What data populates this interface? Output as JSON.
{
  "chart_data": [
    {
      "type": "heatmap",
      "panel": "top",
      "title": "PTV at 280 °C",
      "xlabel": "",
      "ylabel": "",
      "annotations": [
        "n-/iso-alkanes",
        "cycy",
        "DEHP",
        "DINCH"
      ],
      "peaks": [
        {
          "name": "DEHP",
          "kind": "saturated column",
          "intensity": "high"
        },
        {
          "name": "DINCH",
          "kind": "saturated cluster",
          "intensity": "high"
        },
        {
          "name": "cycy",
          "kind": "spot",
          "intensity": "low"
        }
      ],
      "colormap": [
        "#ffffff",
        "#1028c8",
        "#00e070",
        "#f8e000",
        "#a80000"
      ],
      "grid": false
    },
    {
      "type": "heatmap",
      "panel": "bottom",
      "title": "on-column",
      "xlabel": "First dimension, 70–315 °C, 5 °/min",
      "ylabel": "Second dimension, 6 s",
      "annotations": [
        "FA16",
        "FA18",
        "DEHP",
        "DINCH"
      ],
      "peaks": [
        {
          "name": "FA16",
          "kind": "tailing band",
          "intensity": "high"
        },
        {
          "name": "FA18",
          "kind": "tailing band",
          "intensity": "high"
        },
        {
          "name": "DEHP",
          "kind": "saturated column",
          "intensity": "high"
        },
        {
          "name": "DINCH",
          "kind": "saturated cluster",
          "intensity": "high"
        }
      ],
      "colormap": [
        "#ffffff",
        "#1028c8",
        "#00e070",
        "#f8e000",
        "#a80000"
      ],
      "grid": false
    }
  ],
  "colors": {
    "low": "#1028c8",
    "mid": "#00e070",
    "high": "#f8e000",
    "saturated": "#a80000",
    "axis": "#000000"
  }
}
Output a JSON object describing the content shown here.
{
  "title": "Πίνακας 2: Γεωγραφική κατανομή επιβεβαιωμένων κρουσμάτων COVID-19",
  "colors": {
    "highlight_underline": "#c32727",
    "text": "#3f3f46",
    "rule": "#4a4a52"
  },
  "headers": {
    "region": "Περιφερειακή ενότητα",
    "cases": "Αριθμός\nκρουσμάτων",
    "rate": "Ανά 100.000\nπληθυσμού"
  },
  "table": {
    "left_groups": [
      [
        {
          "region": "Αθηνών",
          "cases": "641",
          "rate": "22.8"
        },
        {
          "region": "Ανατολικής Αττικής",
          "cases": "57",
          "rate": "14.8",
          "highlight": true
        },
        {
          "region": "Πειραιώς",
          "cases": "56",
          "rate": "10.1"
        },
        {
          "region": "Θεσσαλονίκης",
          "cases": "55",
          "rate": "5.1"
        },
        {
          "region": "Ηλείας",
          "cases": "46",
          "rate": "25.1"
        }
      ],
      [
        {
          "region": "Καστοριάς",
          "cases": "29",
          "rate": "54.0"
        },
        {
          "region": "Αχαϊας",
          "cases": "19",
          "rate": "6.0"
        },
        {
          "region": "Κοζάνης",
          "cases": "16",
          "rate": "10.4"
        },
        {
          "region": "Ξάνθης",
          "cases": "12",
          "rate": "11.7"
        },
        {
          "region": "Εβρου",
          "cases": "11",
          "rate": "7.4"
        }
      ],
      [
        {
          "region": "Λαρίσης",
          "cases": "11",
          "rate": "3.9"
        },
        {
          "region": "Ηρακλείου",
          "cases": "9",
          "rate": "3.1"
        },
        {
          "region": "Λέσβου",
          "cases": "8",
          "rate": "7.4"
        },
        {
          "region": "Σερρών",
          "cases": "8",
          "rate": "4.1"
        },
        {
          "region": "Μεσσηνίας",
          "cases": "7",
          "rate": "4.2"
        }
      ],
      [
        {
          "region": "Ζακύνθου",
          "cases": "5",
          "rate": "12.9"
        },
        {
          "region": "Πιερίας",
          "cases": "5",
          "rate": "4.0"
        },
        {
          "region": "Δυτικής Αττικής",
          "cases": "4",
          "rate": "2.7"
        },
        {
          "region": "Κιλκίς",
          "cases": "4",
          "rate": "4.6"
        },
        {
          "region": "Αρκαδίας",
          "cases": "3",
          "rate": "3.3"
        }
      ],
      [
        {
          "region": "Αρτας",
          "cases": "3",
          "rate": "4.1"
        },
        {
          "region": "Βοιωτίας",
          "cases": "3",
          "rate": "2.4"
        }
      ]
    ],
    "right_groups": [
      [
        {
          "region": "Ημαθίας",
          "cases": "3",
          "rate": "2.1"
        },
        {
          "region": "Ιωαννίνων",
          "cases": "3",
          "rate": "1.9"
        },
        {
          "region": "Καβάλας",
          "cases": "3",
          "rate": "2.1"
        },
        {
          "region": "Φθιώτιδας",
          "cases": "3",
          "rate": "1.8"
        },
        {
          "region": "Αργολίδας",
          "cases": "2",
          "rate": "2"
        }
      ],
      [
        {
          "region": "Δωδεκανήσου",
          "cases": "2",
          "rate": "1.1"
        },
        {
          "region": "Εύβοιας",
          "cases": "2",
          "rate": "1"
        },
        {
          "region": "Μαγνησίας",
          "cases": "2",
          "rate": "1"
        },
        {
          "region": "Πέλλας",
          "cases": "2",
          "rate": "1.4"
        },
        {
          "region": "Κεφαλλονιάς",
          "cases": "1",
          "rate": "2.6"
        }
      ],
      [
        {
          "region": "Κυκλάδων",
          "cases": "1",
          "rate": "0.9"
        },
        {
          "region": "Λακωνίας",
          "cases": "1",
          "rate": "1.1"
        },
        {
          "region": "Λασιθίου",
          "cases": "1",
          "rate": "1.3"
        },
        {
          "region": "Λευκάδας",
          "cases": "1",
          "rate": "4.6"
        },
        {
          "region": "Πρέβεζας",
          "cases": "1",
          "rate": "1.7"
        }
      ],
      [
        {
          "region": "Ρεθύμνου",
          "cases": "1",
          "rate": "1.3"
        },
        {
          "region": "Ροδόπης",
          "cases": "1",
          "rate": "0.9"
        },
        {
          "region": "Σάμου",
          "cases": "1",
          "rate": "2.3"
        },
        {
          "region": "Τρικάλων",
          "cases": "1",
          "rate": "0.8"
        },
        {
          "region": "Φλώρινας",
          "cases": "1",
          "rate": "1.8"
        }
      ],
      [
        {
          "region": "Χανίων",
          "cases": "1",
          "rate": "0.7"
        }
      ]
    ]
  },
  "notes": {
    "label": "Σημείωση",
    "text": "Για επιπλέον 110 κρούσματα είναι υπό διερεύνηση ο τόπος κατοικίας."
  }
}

▸ **Task brief**:
In the listing above, count each line that holds the string "text". Give the number only.

▸ **Solution to this task**:
2